▶ _To be done_
Determine the number of lines where "identité" occurs and reply with that number by itself.

▶ _Dataset records_
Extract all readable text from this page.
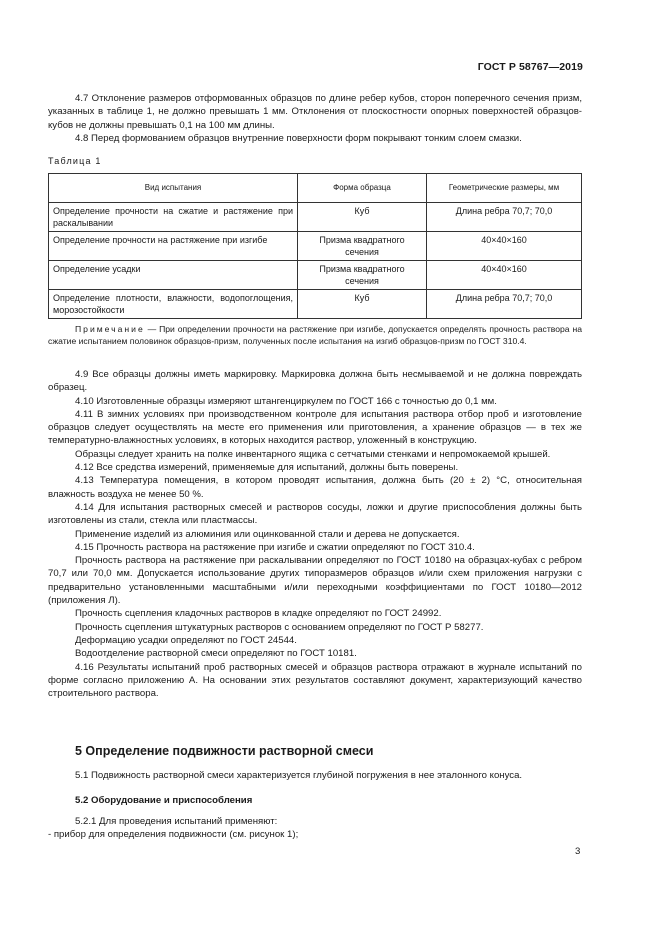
ГОСТ Р 58767—2019

4.7 Отклонение размеров отформованных образцов по длине ребер кубов, сторон поперечного сечения призм, указанных в таблице 1, не должно превышать 1 мм. Отклонения от плоскостности опорных поверхностей образцов-кубов не должны превышать 0,1 на 100 мм длины.

4.8 Перед формованием образцов внутренние поверхности форм покрывают тонким слоем смазки.

Таблица 1
Вид испытания	Форма образца	Геометрические размеры, мм
Определение прочности на сжатие и растяжение при раскалывании	Куб	Длина ребра 70,7; 70,0
Определение прочности на растяжение при изгибе	Призма квадратного сечения	40×40×160
Определение усадки	Призма квадратного сечения	40×40×160
Определение плотности, влажности, водопоглощения, морозостойкости	Куб	Длина ребра 70,7; 70,0
Примечание — При определении прочности на растяжение при изгибе, допускается определять прочность раствора на сжатие испытанием половинок образцов-призм, полученных после испытания на изгиб образцов-призм по ГОСТ 310.4.

4.9 Все образцы должны иметь маркировку. Маркировка должна быть несмываемой и не должна повреждать образец.

4.10 Изготовленные образцы измеряют штангенциркулем по ГОСТ 166 с точностью до 0,1 мм.

4.11 В зимних условиях при производственном контроле для испытания раствора отбор проб и изготовление образцов следует осуществлять на месте его применения или приготовления, а хранение образцов — в тех же температурно-влажностных условиях, в которых находится раствор, уложенный в конструкцию.

Образцы следует хранить на полке инвентарного ящика с сетчатыми стенками и непромокаемой крышей.

4.12 Все средства измерений, применяемые для испытаний, должны быть поверены.

4.13 Температура помещения, в котором проводят испытания, должна быть (20 ± 2) °С, относительная влажность воздуха не менее 50 %.

4.14 Для испытания растворных смесей и растворов сосуды, ложки и другие приспособления должны быть изготовлены из стали, стекла или пластмассы.

Применение изделий из алюминия или оцинкованной стали и дерева не допускается.

4.15 Прочность раствора на растяжение при изгибе и сжатии определяют по ГОСТ 310.4.

Прочность раствора на растяжение при раскалывании определяют по ГОСТ 10180 на образцах-кубах с ребром 70,7 или 70,0 мм. Допускается использование других типоразмеров образцов и/или схем приложения нагрузки с предварительно установленными масштабными и/или переходными коэффициентами по ГОСТ 10180—2012 (приложения Л).

Прочность сцепления кладочных растворов в кладке определяют по ГОСТ 24992.

Прочность сцепления штукатурных растворов с основанием определяют по ГОСТ Р 58277.

Деформацию усадки определяют по ГОСТ 24544.

Водоотделение растворной смеси определяют по ГОСТ 10181.

4.16 Результаты испытаний проб растворных смесей и образцов раствора отражают в журнале испытаний по форме согласно приложению А. На основании этих результатов составляют документ, характеризующий качество строительного раствора.

5 Определение подвижности растворной смеси

5.1 Подвижность растворной смеси характеризуется глубиной погружения в нее эталонного конуса.

5.2 Оборудование и приспособления

5.2.1 Для проведения испытаний применяют:

- прибор для определения подвижности (см. рисунок 1);

3
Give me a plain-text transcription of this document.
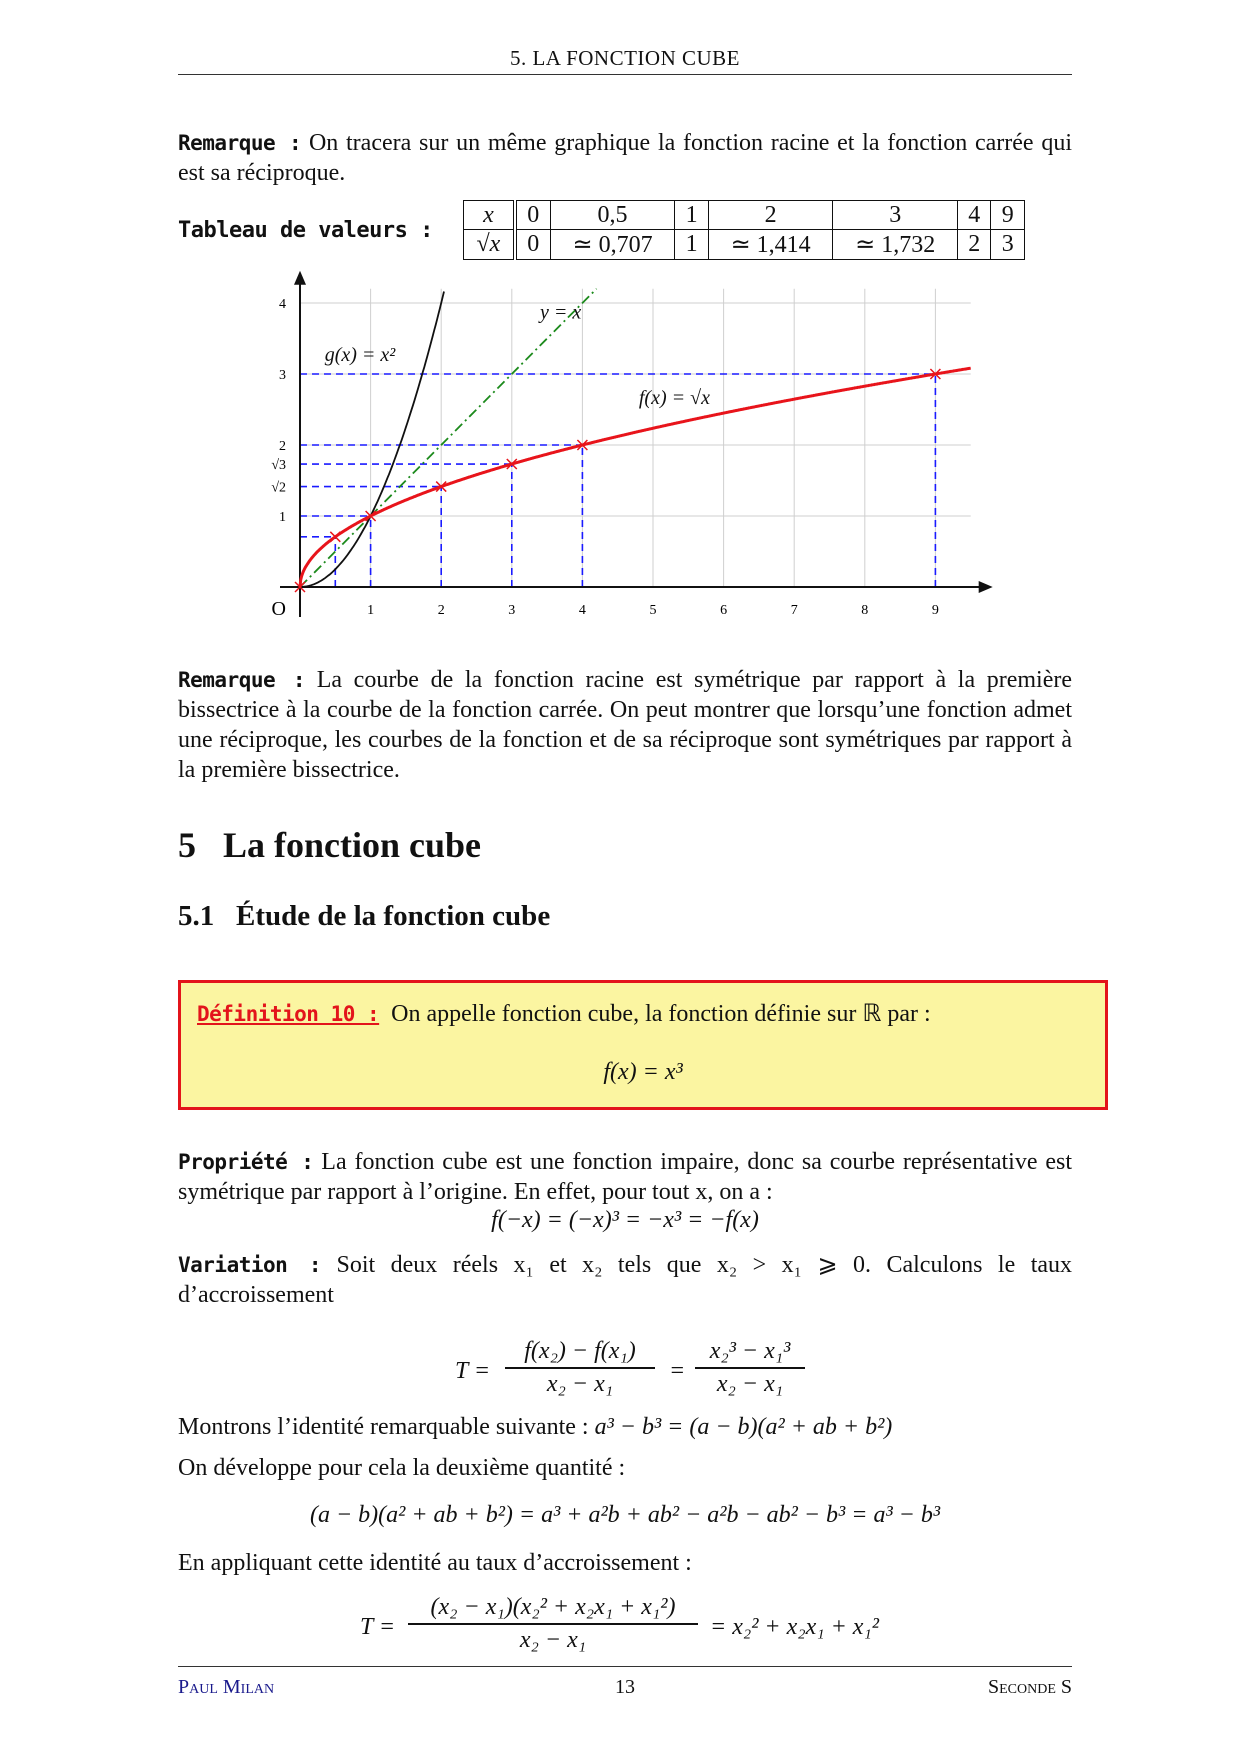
5. LA FONCTION CUBE
Remarque : On tracera sur un même graphique la fonction racine et la fonction carrée qui est sa réciproque.
Tableau de valeurs :
x	0	0,5	1	2	3	4	9
√x	0	≃ 0,707	1	≃ 1,414	≃ 1,732	2	3
1	2	3	4	5	6	7	8	9
1
√2
√3
2
3
4
O
y = x
g(x) = x²
f(x) = √x
Remarque : La courbe de la fonction racine est symétrique par rapport à la première bissectrice à la courbe de la fonction carrée. On peut montrer que lorsqu’une fonction admet une réciproque, les courbes de la fonction et de sa réciproque sont symétriques par rapport à la première bissectrice.
5 La fonction cube
5.1 Étude de la fonction cube
Définition 10 : On appelle fonction cube, la fonction définie sur ℝ par :
f(x) = x³
Propriété : La fonction cube est une fonction impaire, donc sa courbe représentative est symétrique par rapport à l’origine. En effet, pour tout x, on a :
f(−x) = (−x)³ = −x³ = −f(x)
Variation : Soit deux réels x₁ et x₂ tels que x₂ > x₁ ⩾ 0. Calculons le taux d’accroissement
T =
f(x₂) − f(x₁)
x₂ − x₁	=
x₂³ − x₁³
x₂ − x₁
Montrons l’identité remarquable suivante : a³ − b³ = (a − b)(a² + ab + b²)
On développe pour cela la deuxième quantité :
(a − b)(a² + ab + b²) = a³ + a²b + ab² − a²b − ab² − b³ = a³ − b³
En appliquant cette identité au taux d’accroissement :
T =
(x₂ − x₁)(x₂² + x₂x₁ + x₁²)
x₂ − x₁	= x₂² + x₂x₁ + x₁²
Paul Milan	13	Seconde S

▶ _Completed task_
2